• [PROBLEM DESCRIPTION]
Each line of the data that includes the string "title" is to be copied out.

• [RECORD EXTRACTS]
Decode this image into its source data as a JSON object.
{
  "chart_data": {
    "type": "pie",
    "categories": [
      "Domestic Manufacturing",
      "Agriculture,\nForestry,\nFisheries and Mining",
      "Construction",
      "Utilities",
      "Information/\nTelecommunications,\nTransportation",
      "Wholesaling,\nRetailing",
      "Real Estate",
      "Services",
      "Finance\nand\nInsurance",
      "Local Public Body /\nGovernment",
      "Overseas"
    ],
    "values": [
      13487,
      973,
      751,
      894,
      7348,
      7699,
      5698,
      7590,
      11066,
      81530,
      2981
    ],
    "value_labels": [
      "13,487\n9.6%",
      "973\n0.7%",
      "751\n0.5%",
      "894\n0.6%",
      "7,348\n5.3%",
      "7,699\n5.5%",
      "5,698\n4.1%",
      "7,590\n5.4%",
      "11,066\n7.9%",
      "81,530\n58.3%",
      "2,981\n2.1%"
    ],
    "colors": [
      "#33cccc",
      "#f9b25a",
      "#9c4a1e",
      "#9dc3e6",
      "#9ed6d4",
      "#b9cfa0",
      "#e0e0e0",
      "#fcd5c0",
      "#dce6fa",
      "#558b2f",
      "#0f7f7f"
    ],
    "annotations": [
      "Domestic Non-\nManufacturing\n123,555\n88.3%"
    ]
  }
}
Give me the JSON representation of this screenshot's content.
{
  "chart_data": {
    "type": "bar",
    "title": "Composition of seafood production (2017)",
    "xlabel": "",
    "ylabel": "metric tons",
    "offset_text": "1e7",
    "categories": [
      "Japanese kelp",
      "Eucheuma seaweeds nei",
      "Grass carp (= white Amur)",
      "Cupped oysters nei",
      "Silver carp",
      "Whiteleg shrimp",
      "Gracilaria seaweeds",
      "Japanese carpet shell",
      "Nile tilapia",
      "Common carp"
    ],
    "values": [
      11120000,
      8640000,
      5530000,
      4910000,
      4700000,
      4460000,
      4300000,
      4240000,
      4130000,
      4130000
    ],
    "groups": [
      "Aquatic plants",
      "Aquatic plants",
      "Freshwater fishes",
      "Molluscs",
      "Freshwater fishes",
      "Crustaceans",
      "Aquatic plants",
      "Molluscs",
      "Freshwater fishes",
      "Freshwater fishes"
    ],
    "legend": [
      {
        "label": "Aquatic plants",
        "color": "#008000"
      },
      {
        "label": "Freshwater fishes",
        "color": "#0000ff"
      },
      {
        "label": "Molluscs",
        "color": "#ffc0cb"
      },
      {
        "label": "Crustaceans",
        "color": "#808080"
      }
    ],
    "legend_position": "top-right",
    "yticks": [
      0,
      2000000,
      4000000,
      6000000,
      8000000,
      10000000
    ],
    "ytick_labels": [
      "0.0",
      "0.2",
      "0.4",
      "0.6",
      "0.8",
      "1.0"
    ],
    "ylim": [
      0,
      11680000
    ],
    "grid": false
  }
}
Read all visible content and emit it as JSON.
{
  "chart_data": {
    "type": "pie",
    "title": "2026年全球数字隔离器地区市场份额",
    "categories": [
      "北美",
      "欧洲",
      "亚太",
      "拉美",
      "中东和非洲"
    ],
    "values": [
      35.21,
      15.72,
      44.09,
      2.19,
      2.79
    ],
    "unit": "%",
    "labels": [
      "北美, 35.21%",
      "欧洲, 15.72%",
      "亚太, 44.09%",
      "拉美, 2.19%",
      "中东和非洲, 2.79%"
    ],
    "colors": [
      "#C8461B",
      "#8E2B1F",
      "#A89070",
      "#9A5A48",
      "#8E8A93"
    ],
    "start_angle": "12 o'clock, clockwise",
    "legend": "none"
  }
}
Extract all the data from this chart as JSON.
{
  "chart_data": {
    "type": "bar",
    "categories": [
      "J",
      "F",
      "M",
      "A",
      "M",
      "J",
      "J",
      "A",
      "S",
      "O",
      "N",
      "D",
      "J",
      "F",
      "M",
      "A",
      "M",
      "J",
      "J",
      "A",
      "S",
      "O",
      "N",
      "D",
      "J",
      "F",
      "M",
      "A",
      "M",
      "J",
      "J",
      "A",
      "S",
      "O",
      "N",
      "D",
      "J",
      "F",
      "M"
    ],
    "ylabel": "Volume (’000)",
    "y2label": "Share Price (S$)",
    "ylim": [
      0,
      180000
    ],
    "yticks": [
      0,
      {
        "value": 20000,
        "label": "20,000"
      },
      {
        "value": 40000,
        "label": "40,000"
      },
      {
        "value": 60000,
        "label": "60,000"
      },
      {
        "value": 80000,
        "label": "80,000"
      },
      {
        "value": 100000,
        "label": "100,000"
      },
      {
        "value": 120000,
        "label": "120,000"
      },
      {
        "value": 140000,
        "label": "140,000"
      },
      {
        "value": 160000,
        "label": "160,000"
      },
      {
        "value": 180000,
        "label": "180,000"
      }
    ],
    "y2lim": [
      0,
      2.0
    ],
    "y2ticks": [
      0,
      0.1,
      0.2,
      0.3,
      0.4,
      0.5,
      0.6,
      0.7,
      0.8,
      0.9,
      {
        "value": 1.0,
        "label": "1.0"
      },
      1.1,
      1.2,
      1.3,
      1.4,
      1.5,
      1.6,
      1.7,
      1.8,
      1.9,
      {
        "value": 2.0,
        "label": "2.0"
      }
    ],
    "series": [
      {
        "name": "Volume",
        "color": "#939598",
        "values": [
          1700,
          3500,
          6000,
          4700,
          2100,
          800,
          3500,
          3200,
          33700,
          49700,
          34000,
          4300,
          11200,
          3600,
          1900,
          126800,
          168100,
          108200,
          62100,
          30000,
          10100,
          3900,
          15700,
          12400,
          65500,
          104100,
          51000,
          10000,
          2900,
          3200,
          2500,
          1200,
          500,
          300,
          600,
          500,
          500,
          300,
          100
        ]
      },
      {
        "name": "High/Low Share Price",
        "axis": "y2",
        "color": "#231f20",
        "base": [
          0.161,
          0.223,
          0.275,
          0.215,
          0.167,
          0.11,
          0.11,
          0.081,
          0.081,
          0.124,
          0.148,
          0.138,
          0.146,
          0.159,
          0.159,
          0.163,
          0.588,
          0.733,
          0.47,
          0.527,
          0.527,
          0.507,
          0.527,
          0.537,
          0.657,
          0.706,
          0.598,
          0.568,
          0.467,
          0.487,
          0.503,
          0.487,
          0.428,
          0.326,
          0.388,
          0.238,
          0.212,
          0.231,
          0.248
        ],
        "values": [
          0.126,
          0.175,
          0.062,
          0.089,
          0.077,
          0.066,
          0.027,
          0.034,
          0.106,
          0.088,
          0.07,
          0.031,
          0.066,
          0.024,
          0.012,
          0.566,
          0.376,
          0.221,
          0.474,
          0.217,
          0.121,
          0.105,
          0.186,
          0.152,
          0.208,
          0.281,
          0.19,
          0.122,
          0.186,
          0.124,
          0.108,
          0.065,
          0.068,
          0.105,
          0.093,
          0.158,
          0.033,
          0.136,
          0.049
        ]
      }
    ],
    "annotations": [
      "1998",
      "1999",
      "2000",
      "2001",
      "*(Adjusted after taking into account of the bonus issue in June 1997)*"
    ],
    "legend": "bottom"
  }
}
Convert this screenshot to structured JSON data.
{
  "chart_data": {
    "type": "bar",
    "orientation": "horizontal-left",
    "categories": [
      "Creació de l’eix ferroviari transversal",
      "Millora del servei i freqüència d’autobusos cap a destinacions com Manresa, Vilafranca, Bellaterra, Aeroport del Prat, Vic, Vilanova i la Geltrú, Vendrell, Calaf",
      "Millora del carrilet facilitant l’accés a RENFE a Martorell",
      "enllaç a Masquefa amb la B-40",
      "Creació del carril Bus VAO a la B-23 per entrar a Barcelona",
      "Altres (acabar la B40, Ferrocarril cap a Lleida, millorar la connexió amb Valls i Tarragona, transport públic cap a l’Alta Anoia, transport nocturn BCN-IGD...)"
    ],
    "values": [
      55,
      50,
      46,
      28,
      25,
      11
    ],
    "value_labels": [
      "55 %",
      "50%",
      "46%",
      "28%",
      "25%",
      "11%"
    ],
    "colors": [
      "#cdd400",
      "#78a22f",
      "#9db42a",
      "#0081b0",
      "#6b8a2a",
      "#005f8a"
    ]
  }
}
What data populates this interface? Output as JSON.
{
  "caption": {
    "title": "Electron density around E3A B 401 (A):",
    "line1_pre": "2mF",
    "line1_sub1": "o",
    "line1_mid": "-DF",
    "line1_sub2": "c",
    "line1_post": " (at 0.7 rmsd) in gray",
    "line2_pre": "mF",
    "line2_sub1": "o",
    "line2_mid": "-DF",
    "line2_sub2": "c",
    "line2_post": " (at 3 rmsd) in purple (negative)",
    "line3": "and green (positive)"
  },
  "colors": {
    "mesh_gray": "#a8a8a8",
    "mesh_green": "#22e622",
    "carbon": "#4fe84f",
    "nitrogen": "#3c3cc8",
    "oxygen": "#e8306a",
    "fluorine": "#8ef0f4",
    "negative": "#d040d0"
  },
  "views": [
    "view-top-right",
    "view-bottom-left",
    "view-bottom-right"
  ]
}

• [FINAL RESULT]
    "title": "Composition of seafood production (2017)",
    "title": "2026年全球数字隔离器地区市场份额",
    "title": "Electron density around E3A B 401 (A):",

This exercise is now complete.